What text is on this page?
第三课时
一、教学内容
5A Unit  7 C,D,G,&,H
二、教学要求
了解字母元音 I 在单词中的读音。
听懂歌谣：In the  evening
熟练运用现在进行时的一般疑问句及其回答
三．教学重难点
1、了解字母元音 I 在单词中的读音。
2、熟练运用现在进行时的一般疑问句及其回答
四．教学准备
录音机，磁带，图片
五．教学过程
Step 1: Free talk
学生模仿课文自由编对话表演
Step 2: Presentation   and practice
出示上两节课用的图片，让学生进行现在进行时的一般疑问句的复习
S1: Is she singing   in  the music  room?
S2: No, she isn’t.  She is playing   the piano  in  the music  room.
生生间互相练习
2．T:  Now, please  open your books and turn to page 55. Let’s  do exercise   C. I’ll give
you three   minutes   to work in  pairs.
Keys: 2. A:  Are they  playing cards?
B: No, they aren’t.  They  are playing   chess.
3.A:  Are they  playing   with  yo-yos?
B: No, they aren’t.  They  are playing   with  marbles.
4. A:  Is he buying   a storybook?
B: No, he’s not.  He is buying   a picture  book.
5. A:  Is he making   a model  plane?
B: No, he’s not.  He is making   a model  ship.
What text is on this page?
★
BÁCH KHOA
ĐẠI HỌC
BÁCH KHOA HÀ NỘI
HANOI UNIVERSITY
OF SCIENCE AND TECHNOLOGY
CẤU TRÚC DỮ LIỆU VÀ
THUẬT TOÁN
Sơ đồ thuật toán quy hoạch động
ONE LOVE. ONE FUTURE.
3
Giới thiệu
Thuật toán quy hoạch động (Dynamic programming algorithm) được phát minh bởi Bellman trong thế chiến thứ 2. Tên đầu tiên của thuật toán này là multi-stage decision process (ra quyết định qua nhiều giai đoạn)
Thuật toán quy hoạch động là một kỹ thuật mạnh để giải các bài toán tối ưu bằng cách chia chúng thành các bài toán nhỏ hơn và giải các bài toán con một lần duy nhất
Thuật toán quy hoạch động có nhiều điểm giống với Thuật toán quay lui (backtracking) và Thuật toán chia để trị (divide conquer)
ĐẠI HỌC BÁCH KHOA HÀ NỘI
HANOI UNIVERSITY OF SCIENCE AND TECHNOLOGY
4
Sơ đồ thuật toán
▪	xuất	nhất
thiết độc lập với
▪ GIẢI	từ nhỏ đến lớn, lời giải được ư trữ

--------------------------------------------------

- Stated problem:
Repeat the material above in full, quoting it exactly.

- Answer for the task:
What text is on this page?
第三课时
一、教学内容
5A Unit  7 C,D,G,&,H
二、教学要求
了解字母元音 I 在单词中的读音。
听懂歌谣：In the  evening
熟练运用现在进行时的一般疑问句及其回答
三．教学重难点
1、了解字母元音 I 在单词中的读音。
2、熟练运用现在进行时的一般疑问句及其回答
四．教学准备
录音机，磁带，图片
五．教学过程
Step 1: Free talk
学生模仿课文自由编对话表演
Step 2: Presentation   and practice
出示上两节课用的图片，让学生进行现在进行时的一般疑问句的复习
S1: Is she singing   in  the music  room?
S2: No, she isn’t.  She is playing   the piano  in  the music  room.
生生间互相练习
2．T:  Now, please  open your books and turn to page 55. Let’s  do exercise   C. I’ll give
you three   minutes   to work in  pairs.
Keys: 2. A:  Are they  playing cards?
B: No, they aren’t.  They  are playing   chess.
3.A:  Are they  playing   with  yo-yos?
B: No, they aren’t.  They  are playing   with  marbles.
4. A:  Is he buying   a storybook?
B: No, he’s not.  He is buying   a picture  book.
5. A:  Is he making   a model  plane?
B: No, he’s not.  He is making   a model  ship.
What text is on this page?
★
BÁCH KHOA
ĐẠI HỌC
BÁCH KHOA HÀ NỘI
HANOI UNIVERSITY
OF SCIENCE AND TECHNOLOGY
CẤU TRÚC DỮ LIỆU VÀ
THUẬT TOÁN
Sơ đồ thuật toán quy hoạch động
ONE LOVE. ONE FUTURE.
3
Giới thiệu
Thuật toán quy hoạch động (Dynamic programming algorithm) được phát minh bởi Bellman trong thế chiến thứ 2. Tên đầu tiên của thuật toán này là multi-stage decision process (ra quyết định qua nhiều giai đoạn)
Thuật toán quy hoạch động là một kỹ thuật mạnh để giải các bài toán tối ưu bằng cách chia chúng thành các bài toán nhỏ hơn và giải các bài toán con một lần duy nhất
Thuật toán quy hoạch động có nhiều điểm giống với Thuật toán quay lui (backtracking) và Thuật toán chia để trị (divide conquer)
ĐẠI HỌC BÁCH KHOA HÀ NỘI
HANOI UNIVERSITY OF SCIENCE AND TECHNOLOGY
4
Sơ đồ thuật toán
▪	xuất	nhất
thiết độc lập với
▪ GIẢI	từ nhỏ đến lớn, lời giải được ư trữ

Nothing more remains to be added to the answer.